-- Begin Material to process --
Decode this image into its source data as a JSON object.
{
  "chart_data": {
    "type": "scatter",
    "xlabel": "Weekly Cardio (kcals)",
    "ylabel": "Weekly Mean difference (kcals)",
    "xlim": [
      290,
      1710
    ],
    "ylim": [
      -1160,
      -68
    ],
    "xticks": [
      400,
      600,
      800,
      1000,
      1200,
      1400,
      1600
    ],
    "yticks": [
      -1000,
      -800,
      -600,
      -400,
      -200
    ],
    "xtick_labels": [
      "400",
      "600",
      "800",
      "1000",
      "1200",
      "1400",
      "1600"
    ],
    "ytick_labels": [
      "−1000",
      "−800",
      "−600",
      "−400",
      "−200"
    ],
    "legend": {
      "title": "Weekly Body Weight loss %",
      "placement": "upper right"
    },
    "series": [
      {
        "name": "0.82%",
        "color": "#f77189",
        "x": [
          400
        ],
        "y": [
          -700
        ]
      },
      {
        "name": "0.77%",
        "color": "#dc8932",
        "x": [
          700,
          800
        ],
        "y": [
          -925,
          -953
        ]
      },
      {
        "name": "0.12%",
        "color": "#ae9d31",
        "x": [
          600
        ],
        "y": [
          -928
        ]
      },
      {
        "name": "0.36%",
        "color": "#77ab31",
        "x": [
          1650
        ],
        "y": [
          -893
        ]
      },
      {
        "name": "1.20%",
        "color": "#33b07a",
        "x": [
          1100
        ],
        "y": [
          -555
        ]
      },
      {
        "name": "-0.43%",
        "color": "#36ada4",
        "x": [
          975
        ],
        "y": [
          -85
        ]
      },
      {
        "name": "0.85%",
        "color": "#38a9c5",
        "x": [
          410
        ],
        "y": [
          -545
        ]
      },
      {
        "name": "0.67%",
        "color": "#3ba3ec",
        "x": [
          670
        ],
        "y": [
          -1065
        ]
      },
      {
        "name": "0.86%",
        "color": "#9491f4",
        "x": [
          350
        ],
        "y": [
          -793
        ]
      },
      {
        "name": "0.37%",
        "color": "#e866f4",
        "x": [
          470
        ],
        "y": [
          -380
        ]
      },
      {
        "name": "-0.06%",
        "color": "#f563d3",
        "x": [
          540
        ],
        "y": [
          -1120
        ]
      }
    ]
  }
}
-- End Material to process --
-- Begin Material to process --
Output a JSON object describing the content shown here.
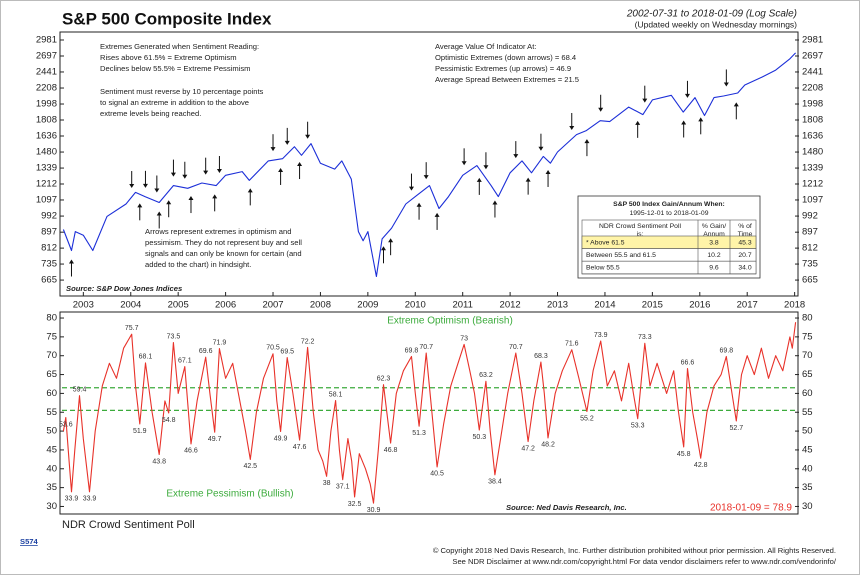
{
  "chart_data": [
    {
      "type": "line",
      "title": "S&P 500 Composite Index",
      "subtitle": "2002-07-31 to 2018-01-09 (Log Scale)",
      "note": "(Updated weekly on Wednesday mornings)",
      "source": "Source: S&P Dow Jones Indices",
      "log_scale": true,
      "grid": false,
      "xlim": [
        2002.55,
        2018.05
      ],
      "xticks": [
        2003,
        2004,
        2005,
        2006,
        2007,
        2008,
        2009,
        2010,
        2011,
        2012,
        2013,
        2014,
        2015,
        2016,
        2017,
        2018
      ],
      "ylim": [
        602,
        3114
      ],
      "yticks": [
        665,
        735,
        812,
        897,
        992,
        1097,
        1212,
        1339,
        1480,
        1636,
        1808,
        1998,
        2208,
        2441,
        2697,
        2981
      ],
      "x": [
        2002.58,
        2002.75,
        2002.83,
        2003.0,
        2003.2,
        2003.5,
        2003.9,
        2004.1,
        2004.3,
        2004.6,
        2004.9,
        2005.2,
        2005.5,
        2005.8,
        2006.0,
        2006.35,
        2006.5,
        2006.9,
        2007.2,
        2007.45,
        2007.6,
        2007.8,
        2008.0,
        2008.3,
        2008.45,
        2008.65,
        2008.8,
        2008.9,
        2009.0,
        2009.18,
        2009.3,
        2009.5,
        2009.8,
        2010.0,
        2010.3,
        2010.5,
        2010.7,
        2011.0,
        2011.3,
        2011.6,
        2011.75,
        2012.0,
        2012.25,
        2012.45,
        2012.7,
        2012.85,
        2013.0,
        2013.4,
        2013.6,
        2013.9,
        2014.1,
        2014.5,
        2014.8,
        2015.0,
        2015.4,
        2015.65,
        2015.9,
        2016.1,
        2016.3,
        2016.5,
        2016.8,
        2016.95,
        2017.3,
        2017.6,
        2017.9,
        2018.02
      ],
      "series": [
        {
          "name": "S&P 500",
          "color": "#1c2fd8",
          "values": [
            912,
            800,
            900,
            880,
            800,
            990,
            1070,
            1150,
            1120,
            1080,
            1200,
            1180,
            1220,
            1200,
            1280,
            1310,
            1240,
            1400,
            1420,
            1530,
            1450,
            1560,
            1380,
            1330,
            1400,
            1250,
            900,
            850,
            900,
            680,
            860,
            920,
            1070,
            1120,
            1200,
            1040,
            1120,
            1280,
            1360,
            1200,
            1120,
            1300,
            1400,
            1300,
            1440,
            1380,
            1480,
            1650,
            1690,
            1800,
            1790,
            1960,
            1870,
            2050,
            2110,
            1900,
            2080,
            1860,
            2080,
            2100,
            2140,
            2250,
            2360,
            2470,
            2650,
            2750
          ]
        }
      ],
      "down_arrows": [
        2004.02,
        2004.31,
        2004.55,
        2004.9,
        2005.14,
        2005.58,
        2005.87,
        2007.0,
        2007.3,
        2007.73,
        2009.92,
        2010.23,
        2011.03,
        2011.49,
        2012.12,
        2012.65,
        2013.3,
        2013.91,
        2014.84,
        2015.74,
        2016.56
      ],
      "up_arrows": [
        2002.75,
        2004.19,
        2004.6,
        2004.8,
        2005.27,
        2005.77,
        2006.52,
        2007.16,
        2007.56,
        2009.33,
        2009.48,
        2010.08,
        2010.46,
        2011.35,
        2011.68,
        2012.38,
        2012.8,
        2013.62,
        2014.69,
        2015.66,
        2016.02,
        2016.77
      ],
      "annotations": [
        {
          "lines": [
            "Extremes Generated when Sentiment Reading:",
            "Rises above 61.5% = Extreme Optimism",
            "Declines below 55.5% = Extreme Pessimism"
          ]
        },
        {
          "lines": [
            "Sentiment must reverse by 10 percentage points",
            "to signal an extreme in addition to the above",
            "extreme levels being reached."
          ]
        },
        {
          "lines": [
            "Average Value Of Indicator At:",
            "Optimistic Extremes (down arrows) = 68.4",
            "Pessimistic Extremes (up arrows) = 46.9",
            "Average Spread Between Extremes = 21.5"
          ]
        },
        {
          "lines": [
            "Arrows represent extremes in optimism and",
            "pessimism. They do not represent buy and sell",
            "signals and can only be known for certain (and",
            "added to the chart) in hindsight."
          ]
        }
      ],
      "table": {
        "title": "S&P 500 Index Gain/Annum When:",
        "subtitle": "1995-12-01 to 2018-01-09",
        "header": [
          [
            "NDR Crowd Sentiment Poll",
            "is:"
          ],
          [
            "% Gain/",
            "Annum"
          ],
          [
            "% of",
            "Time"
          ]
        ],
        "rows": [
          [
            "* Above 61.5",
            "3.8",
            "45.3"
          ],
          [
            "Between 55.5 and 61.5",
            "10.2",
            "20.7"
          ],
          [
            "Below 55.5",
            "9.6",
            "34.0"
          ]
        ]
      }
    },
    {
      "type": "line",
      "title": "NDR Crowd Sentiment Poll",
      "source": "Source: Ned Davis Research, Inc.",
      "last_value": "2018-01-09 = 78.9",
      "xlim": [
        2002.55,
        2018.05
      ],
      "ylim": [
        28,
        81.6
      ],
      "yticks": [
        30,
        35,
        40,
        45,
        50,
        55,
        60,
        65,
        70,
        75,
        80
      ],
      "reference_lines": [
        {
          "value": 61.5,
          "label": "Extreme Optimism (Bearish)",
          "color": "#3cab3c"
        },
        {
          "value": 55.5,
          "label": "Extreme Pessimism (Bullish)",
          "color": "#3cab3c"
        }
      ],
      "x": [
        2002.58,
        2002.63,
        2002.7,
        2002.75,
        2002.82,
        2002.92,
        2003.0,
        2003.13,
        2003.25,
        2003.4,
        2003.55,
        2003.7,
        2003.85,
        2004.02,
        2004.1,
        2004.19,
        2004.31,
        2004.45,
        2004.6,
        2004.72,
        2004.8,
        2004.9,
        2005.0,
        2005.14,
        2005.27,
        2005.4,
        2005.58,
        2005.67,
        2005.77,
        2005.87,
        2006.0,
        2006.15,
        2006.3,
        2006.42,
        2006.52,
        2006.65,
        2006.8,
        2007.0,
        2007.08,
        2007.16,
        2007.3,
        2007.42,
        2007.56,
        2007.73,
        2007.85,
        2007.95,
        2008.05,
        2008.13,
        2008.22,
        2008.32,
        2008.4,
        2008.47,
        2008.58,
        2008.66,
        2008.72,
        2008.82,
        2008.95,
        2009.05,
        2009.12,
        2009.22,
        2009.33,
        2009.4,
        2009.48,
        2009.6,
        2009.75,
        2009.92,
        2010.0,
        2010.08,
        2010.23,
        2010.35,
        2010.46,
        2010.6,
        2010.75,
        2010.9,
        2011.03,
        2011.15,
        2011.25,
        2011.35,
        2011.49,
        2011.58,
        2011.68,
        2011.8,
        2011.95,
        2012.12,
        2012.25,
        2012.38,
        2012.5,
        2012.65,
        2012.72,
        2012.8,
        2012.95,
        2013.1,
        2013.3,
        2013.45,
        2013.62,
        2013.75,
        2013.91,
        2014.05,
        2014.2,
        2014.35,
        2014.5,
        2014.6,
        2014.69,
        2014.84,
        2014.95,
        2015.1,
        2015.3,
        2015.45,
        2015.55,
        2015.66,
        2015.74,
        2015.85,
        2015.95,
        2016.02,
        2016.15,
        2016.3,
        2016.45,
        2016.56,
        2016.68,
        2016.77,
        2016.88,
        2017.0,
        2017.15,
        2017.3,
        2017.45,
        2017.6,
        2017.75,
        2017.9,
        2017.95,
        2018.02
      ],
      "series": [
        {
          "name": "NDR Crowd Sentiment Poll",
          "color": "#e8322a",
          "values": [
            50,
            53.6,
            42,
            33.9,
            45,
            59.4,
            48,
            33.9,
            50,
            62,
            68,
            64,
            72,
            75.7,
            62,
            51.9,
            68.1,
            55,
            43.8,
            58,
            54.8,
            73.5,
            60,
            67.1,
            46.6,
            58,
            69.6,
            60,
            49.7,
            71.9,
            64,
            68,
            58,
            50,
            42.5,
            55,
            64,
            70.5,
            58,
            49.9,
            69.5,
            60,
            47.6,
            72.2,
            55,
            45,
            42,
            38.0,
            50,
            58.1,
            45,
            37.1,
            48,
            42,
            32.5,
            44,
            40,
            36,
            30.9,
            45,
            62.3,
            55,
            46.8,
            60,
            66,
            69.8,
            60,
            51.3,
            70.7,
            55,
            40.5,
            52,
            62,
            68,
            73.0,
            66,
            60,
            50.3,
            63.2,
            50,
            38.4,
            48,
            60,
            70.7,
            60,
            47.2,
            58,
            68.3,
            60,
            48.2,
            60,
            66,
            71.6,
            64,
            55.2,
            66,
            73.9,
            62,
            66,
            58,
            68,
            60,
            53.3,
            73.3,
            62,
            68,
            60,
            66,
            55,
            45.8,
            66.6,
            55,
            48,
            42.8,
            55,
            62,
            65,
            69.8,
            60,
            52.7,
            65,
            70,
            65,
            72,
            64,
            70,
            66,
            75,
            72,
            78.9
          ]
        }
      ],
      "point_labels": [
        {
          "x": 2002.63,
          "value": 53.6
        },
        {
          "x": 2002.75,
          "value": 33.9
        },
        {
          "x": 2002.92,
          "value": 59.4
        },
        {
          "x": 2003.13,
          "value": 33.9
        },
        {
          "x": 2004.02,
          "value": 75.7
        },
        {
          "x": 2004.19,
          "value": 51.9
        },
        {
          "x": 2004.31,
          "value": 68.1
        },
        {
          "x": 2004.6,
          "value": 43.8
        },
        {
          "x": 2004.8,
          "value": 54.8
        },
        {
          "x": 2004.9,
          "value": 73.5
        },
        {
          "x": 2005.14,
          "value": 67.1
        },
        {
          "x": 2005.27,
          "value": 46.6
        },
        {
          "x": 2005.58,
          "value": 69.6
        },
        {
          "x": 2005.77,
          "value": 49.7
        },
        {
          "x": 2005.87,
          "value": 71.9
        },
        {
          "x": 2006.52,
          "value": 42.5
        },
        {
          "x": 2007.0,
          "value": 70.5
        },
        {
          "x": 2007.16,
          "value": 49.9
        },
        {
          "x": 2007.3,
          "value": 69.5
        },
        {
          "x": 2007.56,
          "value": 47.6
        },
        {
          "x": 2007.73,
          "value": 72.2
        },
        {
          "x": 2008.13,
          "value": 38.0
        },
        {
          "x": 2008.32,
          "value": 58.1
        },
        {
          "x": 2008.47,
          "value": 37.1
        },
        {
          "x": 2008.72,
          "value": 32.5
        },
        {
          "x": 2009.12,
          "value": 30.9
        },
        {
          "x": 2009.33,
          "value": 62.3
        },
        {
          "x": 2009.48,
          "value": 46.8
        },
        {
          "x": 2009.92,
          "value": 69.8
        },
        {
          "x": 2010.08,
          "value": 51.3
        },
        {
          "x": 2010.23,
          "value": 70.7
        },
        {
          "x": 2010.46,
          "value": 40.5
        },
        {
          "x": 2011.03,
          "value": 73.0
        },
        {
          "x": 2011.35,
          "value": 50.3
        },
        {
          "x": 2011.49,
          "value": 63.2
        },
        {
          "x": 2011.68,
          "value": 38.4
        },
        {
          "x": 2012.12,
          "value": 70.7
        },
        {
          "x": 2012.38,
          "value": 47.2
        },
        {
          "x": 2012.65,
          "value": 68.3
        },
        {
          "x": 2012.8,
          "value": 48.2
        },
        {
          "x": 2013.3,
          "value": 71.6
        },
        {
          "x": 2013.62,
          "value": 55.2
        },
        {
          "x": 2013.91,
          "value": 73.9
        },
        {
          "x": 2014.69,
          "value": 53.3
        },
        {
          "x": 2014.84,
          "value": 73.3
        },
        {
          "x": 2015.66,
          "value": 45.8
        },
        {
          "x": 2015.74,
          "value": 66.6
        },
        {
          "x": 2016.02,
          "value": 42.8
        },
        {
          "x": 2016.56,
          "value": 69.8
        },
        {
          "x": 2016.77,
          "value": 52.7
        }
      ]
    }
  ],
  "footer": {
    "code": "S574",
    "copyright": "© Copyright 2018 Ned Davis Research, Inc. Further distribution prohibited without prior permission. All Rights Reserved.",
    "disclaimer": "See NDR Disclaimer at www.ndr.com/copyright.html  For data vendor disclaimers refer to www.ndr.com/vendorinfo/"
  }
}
-- End Material to process --
Exercise details
Extract from the material all lines containing the string "Sentiment".

Task solution
            "Extremes Generated when Sentiment Reading:",
            "Sentiment must reverse by 10 percentage points",
            "NDR Crowd Sentiment Poll",
      "title": "NDR Crowd Sentiment Poll",
          "name": "NDR Crowd Sentiment Poll",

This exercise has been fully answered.